** THE EXERCISE **
Determine how many lines include the string "image". Output that number only.

(Collected data)
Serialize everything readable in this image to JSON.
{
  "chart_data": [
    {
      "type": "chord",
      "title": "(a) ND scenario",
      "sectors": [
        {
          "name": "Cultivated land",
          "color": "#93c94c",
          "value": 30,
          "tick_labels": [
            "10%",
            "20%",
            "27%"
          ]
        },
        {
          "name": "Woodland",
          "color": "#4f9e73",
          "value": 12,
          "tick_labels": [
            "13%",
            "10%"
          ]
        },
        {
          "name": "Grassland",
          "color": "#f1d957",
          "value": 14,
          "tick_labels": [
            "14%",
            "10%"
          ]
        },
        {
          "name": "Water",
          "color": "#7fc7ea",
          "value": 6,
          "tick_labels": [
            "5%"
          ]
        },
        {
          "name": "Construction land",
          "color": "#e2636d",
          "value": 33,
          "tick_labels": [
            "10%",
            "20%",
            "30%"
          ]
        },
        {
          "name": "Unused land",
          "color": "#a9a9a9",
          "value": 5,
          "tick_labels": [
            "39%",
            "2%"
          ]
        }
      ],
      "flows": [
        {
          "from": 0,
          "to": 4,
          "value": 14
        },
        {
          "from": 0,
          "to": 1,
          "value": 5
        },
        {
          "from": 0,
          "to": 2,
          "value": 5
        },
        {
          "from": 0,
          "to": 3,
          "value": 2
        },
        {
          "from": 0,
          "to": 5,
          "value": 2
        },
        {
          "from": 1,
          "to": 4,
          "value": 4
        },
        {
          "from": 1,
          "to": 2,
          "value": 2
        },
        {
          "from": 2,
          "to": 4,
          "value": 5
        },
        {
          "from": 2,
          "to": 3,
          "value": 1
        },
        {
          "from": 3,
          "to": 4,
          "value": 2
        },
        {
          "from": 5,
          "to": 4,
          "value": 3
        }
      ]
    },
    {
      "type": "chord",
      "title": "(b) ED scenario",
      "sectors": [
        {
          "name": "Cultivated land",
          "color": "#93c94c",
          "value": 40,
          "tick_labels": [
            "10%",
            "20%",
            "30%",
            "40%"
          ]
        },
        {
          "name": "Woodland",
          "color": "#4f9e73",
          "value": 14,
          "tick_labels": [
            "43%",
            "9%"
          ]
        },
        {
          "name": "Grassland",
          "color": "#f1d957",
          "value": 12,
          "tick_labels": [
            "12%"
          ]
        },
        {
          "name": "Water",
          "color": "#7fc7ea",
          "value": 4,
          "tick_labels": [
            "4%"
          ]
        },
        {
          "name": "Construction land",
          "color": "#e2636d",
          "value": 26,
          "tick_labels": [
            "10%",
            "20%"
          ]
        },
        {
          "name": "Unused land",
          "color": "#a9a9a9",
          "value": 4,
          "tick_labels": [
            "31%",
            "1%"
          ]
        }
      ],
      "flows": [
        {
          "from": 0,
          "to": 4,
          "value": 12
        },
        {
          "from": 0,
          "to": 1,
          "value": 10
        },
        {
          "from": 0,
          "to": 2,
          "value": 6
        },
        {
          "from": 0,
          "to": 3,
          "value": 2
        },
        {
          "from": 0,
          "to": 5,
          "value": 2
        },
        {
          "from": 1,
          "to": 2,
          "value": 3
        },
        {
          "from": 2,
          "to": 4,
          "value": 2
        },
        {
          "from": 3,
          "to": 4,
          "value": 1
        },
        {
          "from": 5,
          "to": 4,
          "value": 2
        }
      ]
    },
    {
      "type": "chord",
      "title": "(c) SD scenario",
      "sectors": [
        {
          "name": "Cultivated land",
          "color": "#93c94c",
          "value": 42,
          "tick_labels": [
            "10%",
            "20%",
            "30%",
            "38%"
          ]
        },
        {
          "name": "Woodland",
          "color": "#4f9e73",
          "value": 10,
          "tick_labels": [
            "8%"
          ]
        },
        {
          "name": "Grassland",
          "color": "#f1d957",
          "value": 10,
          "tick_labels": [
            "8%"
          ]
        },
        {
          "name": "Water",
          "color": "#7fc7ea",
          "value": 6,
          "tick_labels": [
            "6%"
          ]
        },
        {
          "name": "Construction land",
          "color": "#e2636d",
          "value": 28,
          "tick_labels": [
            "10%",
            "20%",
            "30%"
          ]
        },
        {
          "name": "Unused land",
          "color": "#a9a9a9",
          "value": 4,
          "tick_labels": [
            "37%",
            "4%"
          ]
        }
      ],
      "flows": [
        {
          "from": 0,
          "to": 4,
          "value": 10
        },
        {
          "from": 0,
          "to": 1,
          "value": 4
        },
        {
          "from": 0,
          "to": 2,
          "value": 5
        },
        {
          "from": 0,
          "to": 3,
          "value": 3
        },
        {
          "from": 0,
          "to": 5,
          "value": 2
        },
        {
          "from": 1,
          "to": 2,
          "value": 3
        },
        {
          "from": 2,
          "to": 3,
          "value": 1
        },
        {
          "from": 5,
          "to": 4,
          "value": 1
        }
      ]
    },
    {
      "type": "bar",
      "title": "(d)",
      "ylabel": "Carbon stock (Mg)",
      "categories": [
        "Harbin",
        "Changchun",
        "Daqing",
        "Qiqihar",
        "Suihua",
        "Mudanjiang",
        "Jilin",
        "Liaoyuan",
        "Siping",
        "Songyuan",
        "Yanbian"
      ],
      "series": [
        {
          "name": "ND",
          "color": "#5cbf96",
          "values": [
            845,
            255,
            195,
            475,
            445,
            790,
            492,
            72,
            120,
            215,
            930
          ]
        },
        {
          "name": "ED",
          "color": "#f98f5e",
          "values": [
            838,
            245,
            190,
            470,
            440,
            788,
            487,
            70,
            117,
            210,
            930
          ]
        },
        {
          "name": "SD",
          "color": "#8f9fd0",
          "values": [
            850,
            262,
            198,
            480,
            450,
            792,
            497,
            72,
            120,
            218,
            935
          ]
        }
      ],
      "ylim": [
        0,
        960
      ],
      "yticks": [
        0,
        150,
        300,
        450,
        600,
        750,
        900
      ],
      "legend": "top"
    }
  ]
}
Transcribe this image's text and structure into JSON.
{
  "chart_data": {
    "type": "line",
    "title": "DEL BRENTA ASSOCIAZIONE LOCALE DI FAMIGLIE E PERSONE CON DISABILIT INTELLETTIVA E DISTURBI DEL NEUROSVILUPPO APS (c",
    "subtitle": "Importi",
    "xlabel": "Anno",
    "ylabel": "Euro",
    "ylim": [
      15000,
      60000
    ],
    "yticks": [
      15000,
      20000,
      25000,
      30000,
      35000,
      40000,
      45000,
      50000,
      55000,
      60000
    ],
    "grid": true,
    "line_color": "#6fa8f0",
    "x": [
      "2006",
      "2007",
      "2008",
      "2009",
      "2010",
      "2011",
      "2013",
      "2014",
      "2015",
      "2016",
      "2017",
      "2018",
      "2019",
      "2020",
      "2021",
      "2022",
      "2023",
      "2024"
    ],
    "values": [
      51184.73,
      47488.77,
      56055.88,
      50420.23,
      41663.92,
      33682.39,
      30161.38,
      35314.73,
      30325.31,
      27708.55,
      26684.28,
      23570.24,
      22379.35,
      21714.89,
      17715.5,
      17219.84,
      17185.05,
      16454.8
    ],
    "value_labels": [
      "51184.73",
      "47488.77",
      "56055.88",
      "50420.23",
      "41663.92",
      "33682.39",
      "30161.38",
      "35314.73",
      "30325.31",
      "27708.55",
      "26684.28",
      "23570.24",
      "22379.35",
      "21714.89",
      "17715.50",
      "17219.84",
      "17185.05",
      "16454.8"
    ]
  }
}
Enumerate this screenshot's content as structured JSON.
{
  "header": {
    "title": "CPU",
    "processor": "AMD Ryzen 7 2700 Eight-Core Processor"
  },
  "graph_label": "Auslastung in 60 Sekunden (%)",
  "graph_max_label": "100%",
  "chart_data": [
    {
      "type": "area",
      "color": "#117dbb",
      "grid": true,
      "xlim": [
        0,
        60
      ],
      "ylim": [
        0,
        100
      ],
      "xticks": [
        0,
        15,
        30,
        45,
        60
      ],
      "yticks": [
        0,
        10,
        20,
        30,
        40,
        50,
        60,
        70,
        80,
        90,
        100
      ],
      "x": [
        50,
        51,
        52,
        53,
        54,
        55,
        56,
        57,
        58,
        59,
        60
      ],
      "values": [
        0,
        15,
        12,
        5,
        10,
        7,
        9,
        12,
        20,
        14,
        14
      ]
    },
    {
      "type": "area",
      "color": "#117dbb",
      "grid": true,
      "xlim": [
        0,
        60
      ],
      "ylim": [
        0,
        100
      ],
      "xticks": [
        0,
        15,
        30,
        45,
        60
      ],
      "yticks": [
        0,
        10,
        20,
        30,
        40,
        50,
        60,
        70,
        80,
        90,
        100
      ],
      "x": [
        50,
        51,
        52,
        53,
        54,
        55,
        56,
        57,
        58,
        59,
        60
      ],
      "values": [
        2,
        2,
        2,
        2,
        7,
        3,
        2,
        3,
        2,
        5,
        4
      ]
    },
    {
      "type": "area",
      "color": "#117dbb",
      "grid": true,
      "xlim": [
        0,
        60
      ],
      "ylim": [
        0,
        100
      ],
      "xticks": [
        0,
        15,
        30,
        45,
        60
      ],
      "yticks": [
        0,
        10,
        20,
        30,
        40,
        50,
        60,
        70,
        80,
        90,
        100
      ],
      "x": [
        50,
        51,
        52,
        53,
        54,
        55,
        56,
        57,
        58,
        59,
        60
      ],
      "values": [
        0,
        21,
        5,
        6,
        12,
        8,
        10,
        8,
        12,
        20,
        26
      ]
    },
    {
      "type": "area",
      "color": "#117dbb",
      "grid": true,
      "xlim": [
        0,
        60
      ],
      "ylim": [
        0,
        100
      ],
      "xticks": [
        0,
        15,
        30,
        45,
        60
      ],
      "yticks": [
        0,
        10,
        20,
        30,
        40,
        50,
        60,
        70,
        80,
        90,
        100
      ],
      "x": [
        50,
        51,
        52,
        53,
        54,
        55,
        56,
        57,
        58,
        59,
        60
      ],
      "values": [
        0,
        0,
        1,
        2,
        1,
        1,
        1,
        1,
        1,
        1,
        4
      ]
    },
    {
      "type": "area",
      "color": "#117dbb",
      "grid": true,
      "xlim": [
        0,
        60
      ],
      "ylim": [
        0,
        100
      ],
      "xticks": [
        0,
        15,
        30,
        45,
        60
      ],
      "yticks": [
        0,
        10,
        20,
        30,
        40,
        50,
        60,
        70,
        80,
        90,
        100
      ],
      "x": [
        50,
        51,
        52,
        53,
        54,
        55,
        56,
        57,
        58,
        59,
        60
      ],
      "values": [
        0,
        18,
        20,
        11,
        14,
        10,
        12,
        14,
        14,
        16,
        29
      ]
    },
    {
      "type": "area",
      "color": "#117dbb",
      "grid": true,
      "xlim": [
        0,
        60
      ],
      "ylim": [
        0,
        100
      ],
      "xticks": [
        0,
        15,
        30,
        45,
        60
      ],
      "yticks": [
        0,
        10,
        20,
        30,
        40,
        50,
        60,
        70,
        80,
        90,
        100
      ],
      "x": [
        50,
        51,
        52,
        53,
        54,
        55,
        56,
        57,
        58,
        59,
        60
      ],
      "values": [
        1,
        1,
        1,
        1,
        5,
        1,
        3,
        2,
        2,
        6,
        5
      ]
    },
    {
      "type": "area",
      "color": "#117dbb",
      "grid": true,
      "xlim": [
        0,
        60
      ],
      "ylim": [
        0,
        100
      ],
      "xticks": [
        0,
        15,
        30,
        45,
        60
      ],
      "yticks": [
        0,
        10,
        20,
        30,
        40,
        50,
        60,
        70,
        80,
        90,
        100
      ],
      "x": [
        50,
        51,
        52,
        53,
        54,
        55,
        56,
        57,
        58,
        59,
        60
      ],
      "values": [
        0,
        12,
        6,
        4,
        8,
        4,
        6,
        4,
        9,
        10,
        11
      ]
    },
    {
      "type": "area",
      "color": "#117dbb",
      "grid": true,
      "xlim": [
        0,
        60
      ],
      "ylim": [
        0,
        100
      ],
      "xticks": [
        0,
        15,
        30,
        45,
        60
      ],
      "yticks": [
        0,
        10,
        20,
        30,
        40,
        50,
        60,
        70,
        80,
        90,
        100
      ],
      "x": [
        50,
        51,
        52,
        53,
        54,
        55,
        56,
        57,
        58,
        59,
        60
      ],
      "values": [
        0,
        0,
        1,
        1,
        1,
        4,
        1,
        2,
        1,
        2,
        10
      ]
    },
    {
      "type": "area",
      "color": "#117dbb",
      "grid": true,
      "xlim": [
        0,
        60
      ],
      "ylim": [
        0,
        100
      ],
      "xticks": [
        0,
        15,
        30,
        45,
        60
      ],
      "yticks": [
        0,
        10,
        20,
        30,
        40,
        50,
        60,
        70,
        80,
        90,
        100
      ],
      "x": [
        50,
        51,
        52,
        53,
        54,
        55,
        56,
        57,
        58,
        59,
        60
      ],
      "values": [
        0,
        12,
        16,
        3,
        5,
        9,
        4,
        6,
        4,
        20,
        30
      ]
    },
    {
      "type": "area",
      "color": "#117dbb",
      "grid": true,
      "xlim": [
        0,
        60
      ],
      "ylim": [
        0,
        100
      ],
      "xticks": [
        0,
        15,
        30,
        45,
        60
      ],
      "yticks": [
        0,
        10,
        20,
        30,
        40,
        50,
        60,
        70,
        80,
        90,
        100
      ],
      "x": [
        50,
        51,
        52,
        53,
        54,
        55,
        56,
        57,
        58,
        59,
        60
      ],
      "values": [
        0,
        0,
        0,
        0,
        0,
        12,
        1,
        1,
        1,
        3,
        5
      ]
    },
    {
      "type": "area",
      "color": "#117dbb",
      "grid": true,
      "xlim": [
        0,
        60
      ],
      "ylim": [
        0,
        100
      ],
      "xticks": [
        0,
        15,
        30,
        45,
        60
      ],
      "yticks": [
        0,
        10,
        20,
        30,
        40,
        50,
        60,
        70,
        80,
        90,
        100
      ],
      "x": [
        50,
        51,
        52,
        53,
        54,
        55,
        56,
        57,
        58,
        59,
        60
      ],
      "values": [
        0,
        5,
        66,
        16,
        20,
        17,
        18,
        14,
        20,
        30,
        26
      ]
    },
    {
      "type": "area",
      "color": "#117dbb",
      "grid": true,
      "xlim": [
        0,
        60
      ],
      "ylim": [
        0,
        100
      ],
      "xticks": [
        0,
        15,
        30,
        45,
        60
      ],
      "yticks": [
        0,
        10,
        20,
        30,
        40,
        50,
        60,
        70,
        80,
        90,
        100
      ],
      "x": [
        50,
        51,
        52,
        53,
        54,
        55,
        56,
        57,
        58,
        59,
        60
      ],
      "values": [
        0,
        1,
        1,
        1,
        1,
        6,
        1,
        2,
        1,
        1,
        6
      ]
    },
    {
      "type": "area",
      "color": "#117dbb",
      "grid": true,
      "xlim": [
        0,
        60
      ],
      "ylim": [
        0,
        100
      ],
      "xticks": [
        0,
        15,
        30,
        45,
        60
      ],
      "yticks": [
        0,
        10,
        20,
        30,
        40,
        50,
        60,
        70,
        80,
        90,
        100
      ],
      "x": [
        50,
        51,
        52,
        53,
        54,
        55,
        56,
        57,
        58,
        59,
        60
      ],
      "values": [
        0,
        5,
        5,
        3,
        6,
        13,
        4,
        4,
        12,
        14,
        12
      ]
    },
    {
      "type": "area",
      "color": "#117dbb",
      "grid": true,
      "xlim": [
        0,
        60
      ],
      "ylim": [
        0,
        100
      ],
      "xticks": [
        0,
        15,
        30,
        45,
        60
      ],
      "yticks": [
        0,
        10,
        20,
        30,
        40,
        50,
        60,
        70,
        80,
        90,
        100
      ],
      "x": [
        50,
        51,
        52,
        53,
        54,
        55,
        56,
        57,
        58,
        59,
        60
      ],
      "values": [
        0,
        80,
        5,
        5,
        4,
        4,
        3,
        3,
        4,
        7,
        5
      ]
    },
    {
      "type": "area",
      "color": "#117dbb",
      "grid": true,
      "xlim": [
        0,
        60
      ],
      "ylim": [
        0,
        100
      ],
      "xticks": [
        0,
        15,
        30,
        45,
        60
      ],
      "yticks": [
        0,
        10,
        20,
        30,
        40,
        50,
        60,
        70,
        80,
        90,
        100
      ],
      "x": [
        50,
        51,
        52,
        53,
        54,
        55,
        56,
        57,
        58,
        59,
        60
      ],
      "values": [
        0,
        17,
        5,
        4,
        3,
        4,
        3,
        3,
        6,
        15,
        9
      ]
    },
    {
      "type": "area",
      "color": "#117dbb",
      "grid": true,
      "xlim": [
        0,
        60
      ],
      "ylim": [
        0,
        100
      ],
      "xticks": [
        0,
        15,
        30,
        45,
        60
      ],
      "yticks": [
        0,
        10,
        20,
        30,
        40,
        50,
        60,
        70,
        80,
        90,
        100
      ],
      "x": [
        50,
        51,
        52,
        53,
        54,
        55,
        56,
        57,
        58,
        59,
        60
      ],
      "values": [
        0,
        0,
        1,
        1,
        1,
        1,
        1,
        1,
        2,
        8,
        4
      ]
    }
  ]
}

** EXPECTED ANSWER **
2